— Written exercise —
Return the complete listing that follows, with each line reproduced exactly.

Data extracted from a collection:

<<<<

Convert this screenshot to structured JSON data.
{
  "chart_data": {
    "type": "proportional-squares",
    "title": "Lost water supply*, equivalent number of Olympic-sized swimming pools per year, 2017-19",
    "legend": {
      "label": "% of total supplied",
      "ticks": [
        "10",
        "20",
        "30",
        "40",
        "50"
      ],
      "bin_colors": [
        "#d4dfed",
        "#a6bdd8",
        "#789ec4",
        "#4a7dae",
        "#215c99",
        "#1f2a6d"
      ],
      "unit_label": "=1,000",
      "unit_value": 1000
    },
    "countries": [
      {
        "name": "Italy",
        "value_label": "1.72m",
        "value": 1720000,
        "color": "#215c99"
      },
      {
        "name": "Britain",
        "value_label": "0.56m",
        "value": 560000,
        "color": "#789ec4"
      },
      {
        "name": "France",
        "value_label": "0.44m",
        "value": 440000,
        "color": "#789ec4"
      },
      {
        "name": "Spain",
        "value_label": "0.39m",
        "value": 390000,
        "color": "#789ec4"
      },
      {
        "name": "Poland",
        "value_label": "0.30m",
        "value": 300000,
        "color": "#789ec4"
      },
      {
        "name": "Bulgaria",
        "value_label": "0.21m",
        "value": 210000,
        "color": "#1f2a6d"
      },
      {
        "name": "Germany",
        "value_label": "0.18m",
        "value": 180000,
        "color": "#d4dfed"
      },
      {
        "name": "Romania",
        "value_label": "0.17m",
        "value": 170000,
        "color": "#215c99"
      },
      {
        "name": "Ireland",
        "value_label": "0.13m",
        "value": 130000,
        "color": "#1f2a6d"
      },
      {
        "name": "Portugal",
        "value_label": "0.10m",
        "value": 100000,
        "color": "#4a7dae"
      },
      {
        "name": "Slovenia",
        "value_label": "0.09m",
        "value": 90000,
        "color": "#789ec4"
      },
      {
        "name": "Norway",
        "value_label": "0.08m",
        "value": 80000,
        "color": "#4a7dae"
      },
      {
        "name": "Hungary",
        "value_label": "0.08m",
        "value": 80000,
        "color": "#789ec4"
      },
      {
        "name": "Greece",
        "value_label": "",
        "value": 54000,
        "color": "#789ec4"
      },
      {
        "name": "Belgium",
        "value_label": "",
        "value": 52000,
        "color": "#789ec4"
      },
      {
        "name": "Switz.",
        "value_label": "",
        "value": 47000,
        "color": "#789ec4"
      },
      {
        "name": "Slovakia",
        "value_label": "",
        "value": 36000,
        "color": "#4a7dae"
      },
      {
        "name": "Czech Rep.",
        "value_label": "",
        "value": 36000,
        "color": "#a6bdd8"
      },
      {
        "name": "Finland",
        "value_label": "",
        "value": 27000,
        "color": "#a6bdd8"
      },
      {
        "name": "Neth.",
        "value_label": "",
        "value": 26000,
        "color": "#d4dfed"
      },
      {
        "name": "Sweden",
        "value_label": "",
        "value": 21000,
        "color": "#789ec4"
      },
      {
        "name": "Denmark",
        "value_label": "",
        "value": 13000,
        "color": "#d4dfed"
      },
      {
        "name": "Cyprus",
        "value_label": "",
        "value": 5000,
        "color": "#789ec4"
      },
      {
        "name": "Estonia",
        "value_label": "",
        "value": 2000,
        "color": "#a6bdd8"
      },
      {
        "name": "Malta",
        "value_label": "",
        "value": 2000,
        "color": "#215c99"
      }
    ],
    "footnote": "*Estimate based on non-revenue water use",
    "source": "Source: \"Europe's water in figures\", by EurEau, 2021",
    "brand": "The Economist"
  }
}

>>>>

— The response —
Convert this screenshot to structured JSON data.
{
  "chart_data": {
    "type": "proportional-squares",
    "title": "Lost water supply*, equivalent number of Olympic-sized swimming pools per year, 2017-19",
    "legend": {
      "label": "% of total supplied",
      "ticks": [
        "10",
        "20",
        "30",
        "40",
        "50"
      ],
      "bin_colors": [
        "#d4dfed",
        "#a6bdd8",
        "#789ec4",
        "#4a7dae",
        "#215c99",
        "#1f2a6d"
      ],
      "unit_label": "=1,000",
      "unit_value": 1000
    },
    "countries": [
      {
        "name": "Italy",
        "value_label": "1.72m",
        "value": 1720000,
        "color": "#215c99"
      },
      {
        "name": "Britain",
        "value_label": "0.56m",
        "value": 560000,
        "color": "#789ec4"
      },
      {
        "name": "France",
        "value_label": "0.44m",
        "value": 440000,
        "color": "#789ec4"
      },
      {
        "name": "Spain",
        "value_label": "0.39m",
        "value": 390000,
        "color": "#789ec4"
      },
      {
        "name": "Poland",
        "value_label": "0.30m",
        "value": 300000,
        "color": "#789ec4"
      },
      {
        "name": "Bulgaria",
        "value_label": "0.21m",
        "value": 210000,
        "color": "#1f2a6d"
      },
      {
        "name": "Germany",
        "value_label": "0.18m",
        "value": 180000,
        "color": "#d4dfed"
      },
      {
        "name": "Romania",
        "value_label": "0.17m",
        "value": 170000,
        "color": "#215c99"
      },
      {
        "name": "Ireland",
        "value_label": "0.13m",
        "value": 130000,
        "color": "#1f2a6d"
      },
      {
        "name": "Portugal",
        "value_label": "0.10m",
        "value": 100000,
        "color": "#4a7dae"
      },
      {
        "name": "Slovenia",
        "value_label": "0.09m",
        "value": 90000,
        "color": "#789ec4"
      },
      {
        "name": "Norway",
        "value_label": "0.08m",
        "value": 80000,
        "color": "#4a7dae"
      },
      {
        "name": "Hungary",
        "value_label": "0.08m",
        "value": 80000,
        "color": "#789ec4"
      },
      {
        "name": "Greece",
        "value_label": "",
        "value": 54000,
        "color": "#789ec4"
      },
      {
        "name": "Belgium",
        "value_label": "",
        "value": 52000,
        "color": "#789ec4"
      },
      {
        "name": "Switz.",
        "value_label": "",
        "value": 47000,
        "color": "#789ec4"
      },
      {
        "name": "Slovakia",
        "value_label": "",
        "value": 36000,
        "color": "#4a7dae"
      },
      {
        "name": "Czech Rep.",
        "value_label": "",
        "value": 36000,
        "color": "#a6bdd8"
      },
      {
        "name": "Finland",
        "value_label": "",
        "value": 27000,
        "color": "#a6bdd8"
      },
      {
        "name": "Neth.",
        "value_label": "",
        "value": 26000,
        "color": "#d4dfed"
      },
      {
        "name": "Sweden",
        "value_label": "",
        "value": 21000,
        "color": "#789ec4"
      },
      {
        "name": "Denmark",
        "value_label": "",
        "value": 13000,
        "color": "#d4dfed"
      },
      {
        "name": "Cyprus",
        "value_label": "",
        "value": 5000,
        "color": "#789ec4"
      },
      {
        "name": "Estonia",
        "value_label": "",
        "value": 2000,
        "color": "#a6bdd8"
      },
      {
        "name": "Malta",
        "value_label": "",
        "value": 2000,
        "color": "#215c99"
      }
    ],
    "footnote": "*Estimate based on non-revenue water use",
    "source": "Source: \"Europe's water in figures\", by EurEau, 2021",
    "brand": "The Economist"
  }
}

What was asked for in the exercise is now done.